Exercise task:
Find every line in the records below that contains the word "data", and copy each such line.

Task inputs:

'''

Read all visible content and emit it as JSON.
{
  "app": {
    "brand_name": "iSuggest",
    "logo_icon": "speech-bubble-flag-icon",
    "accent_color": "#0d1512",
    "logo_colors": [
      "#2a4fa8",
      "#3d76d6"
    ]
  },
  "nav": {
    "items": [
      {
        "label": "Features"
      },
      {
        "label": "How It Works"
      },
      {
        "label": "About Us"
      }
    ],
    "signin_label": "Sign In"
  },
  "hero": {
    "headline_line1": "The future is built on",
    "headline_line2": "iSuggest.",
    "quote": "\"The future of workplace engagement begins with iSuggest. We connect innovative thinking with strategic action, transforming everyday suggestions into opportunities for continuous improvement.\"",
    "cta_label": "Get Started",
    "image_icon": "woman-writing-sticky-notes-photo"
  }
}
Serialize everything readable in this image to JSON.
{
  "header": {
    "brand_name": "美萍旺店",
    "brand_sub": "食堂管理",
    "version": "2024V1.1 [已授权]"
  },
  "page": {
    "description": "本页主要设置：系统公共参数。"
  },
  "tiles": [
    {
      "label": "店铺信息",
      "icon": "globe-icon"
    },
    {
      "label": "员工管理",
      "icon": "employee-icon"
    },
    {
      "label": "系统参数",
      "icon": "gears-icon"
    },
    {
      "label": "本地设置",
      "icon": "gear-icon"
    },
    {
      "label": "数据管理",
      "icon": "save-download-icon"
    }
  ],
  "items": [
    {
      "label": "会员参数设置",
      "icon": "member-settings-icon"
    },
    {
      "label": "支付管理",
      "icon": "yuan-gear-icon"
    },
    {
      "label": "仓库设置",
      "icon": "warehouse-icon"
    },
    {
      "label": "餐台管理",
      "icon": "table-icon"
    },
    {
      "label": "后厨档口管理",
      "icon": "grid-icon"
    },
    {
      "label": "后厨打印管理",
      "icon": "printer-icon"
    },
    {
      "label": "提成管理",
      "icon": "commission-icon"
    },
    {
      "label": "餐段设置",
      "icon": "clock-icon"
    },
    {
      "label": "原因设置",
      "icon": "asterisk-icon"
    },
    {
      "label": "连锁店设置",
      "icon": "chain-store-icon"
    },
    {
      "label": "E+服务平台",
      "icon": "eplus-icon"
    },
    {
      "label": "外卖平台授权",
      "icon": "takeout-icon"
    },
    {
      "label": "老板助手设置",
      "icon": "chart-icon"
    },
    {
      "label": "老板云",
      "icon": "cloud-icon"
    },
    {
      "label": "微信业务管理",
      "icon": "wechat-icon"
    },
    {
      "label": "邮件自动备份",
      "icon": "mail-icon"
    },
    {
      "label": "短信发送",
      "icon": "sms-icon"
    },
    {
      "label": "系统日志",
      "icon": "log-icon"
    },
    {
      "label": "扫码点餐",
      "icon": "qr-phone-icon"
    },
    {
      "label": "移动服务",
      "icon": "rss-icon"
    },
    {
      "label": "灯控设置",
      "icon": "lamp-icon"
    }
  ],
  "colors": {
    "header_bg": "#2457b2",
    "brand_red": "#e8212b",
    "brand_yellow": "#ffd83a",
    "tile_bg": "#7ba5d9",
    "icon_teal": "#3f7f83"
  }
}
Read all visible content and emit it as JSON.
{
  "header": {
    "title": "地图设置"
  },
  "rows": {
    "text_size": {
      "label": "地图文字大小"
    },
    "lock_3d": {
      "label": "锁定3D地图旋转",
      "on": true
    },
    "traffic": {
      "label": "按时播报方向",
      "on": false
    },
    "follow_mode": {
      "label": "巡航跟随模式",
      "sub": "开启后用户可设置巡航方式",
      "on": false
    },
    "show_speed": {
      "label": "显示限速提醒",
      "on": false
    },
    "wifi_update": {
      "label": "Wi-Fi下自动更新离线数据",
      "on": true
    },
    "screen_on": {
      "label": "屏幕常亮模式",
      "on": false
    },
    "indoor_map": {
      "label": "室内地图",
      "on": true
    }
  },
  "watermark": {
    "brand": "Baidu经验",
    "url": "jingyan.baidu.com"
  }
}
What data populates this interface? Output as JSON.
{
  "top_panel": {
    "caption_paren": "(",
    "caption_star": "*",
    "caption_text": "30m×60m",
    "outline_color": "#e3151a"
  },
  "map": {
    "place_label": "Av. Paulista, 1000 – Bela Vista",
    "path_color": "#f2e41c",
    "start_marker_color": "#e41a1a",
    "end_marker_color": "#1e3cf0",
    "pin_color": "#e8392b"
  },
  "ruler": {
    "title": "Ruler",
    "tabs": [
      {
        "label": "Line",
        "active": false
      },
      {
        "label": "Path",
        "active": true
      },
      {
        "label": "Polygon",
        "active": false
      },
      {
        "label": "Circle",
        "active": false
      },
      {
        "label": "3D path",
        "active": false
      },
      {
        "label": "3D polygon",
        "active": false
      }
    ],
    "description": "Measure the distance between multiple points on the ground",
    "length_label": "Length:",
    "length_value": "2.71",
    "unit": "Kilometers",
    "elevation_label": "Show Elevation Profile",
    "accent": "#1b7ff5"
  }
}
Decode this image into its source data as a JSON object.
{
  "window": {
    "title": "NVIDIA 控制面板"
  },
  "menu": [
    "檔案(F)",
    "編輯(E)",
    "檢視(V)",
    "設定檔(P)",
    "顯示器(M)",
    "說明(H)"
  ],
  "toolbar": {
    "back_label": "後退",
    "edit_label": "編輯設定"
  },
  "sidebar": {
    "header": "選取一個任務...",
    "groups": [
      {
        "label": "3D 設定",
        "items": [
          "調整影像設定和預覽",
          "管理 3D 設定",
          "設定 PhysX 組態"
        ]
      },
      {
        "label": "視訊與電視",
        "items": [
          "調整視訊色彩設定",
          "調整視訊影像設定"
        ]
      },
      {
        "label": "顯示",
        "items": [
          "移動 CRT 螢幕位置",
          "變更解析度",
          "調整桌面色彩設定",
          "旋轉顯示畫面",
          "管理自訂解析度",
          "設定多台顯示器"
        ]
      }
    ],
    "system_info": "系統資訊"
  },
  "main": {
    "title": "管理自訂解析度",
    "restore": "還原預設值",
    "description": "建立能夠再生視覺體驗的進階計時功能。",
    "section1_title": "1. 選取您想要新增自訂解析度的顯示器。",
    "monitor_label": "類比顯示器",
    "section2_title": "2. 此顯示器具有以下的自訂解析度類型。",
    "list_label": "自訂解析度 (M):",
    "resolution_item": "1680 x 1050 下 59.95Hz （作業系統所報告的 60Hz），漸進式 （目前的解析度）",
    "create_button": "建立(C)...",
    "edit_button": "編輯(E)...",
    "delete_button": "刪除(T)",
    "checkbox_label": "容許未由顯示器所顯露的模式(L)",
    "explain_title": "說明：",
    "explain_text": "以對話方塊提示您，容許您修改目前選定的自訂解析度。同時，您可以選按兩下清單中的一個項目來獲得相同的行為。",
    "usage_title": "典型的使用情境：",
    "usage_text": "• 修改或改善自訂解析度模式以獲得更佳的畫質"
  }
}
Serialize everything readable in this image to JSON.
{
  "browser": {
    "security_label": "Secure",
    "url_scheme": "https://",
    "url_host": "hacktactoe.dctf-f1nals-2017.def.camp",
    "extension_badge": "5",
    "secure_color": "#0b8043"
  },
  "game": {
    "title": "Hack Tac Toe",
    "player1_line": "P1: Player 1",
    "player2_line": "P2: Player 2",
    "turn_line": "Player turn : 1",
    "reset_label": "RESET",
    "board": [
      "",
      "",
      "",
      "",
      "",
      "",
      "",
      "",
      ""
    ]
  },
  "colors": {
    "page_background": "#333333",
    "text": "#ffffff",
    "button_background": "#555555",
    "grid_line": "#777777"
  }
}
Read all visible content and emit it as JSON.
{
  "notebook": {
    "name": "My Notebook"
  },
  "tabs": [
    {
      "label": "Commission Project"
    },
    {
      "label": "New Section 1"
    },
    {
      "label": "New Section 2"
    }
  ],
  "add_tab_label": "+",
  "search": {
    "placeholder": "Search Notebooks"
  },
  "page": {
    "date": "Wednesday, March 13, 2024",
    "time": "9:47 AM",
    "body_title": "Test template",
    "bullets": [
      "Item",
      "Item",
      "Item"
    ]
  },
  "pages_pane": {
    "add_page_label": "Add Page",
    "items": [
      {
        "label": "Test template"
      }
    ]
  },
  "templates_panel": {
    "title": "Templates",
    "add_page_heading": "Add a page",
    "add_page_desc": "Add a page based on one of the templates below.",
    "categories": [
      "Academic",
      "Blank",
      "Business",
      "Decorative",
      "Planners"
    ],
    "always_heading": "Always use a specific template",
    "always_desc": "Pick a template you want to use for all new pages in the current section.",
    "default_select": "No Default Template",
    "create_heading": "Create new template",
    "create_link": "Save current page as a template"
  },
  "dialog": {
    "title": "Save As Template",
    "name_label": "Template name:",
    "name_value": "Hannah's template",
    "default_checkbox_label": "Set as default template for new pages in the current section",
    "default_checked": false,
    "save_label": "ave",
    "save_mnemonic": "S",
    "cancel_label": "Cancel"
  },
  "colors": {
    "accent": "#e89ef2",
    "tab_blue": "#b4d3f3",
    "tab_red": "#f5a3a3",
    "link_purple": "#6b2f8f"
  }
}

'''

Written reply:
What data populates this interface? Output as JSON.
Decode this image into its source data as a JSON object.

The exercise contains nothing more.